### EXERCISE DETAILS
Each record must be reproduced exactly as it is shown.

++++ INPUT

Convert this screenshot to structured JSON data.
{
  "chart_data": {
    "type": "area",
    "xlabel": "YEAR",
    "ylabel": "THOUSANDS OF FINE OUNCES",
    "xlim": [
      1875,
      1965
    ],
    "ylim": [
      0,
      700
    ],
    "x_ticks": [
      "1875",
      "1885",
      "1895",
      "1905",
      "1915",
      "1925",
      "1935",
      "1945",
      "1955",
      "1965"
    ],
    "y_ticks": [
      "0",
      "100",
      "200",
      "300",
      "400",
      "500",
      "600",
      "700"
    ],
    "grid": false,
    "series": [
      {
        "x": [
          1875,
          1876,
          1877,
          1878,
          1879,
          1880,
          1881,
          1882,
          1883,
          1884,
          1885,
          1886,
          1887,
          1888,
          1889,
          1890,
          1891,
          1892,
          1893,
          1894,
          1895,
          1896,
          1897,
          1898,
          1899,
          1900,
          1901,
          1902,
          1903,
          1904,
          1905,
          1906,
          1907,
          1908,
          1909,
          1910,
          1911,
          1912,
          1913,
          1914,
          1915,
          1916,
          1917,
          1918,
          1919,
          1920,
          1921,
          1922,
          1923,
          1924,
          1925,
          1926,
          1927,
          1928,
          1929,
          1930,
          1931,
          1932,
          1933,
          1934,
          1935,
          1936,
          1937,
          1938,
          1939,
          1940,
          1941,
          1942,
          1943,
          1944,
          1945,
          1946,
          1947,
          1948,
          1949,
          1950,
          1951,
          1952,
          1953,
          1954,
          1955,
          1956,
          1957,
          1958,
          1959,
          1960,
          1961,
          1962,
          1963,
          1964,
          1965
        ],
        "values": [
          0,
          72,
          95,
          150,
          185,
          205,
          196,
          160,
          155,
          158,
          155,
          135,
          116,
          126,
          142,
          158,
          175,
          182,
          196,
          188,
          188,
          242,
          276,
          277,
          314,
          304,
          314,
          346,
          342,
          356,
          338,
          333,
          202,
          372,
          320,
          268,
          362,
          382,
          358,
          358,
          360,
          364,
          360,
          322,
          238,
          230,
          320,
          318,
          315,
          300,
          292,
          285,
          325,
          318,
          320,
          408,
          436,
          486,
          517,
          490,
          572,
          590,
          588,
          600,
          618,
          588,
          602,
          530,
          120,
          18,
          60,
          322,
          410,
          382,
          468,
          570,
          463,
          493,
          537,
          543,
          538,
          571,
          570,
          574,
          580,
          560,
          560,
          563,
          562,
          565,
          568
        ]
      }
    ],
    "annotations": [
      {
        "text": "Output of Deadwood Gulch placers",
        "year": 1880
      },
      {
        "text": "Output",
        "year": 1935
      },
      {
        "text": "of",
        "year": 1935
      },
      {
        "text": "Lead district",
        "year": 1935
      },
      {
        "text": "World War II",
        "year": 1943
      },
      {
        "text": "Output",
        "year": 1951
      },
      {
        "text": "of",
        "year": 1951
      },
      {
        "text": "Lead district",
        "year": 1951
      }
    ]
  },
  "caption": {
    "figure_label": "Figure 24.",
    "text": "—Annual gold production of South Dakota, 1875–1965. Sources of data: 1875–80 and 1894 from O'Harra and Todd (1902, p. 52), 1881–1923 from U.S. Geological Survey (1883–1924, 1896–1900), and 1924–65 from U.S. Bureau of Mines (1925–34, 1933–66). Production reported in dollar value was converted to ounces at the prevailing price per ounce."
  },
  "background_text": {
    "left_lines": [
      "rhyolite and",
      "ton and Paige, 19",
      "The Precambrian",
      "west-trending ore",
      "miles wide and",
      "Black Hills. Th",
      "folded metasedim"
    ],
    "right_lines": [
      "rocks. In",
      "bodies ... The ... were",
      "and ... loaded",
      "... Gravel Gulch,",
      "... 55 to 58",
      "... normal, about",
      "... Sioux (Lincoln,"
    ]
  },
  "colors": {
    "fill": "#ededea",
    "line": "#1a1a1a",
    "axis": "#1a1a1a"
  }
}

++++++++

### IN RESPONSE
Convert this screenshot to structured JSON data.
{
  "chart_data": {
    "type": "area",
    "xlabel": "YEAR",
    "ylabel": "THOUSANDS OF FINE OUNCES",
    "xlim": [
      1875,
      1965
    ],
    "ylim": [
      0,
      700
    ],
    "x_ticks": [
      "1875",
      "1885",
      "1895",
      "1905",
      "1915",
      "1925",
      "1935",
      "1945",
      "1955",
      "1965"
    ],
    "y_ticks": [
      "0",
      "100",
      "200",
      "300",
      "400",
      "500",
      "600",
      "700"
    ],
    "grid": false,
    "series": [
      {
        "x": [
          1875,
          1876,
          1877,
          1878,
          1879,
          1880,
          1881,
          1882,
          1883,
          1884,
          1885,
          1886,
          1887,
          1888,
          1889,
          1890,
          1891,
          1892,
          1893,
          1894,
          1895,
          1896,
          1897,
          1898,
          1899,
          1900,
          1901,
          1902,
          1903,
          1904,
          1905,
          1906,
          1907,
          1908,
          1909,
          1910,
          1911,
          1912,
          1913,
          1914,
          1915,
          1916,
          1917,
          1918,
          1919,
          1920,
          1921,
          1922,
          1923,
          1924,
          1925,
          1926,
          1927,
          1928,
          1929,
          1930,
          1931,
          1932,
          1933,
          1934,
          1935,
          1936,
          1937,
          1938,
          1939,
          1940,
          1941,
          1942,
          1943,
          1944,
          1945,
          1946,
          1947,
          1948,
          1949,
          1950,
          1951,
          1952,
          1953,
          1954,
          1955,
          1956,
          1957,
          1958,
          1959,
          1960,
          1961,
          1962,
          1963,
          1964,
          1965
        ],
        "values": [
          0,
          72,
          95,
          150,
          185,
          205,
          196,
          160,
          155,
          158,
          155,
          135,
          116,
          126,
          142,
          158,
          175,
          182,
          196,
          188,
          188,
          242,
          276,
          277,
          314,
          304,
          314,
          346,
          342,
          356,
          338,
          333,
          202,
          372,
          320,
          268,
          362,
          382,
          358,
          358,
          360,
          364,
          360,
          322,
          238,
          230,
          320,
          318,
          315,
          300,
          292,
          285,
          325,
          318,
          320,
          408,
          436,
          486,
          517,
          490,
          572,
          590,
          588,
          600,
          618,
          588,
          602,
          530,
          120,
          18,
          60,
          322,
          410,
          382,
          468,
          570,
          463,
          493,
          537,
          543,
          538,
          571,
          570,
          574,
          580,
          560,
          560,
          563,
          562,
          565,
          568
        ]
      }
    ],
    "annotations": [
      {
        "text": "Output of Deadwood Gulch placers",
        "year": 1880
      },
      {
        "text": "Output",
        "year": 1935
      },
      {
        "text": "of",
        "year": 1935
      },
      {
        "text": "Lead district",
        "year": 1935
      },
      {
        "text": "World War II",
        "year": 1943
      },
      {
        "text": "Output",
        "year": 1951
      },
      {
        "text": "of",
        "year": 1951
      },
      {
        "text": "Lead district",
        "year": 1951
      }
    ]
  },
  "caption": {
    "figure_label": "Figure 24.",
    "text": "—Annual gold production of South Dakota, 1875–1965. Sources of data: 1875–80 and 1894 from O'Harra and Todd (1902, p. 52), 1881–1923 from U.S. Geological Survey (1883–1924, 1896–1900), and 1924–65 from U.S. Bureau of Mines (1925–34, 1933–66). Production reported in dollar value was converted to ounces at the prevailing price per ounce."
  },
  "background_text": {
    "left_lines": [
      "rhyolite and",
      "ton and Paige, 19",
      "The Precambrian",
      "west-trending ore",
      "miles wide and",
      "Black Hills. Th",
      "folded metasedim"
    ],
    "right_lines": [
      "rocks. In",
      "bodies ... The ... were",
      "and ... loaded",
      "... Gravel Gulch,",
      "... 55 to 58",
      "... normal, about",
      "... Sioux (Lincoln,"
    ]
  },
  "colors": {
    "fill": "#ededea",
    "line": "#1a1a1a",
    "axis": "#1a1a1a"
  }
}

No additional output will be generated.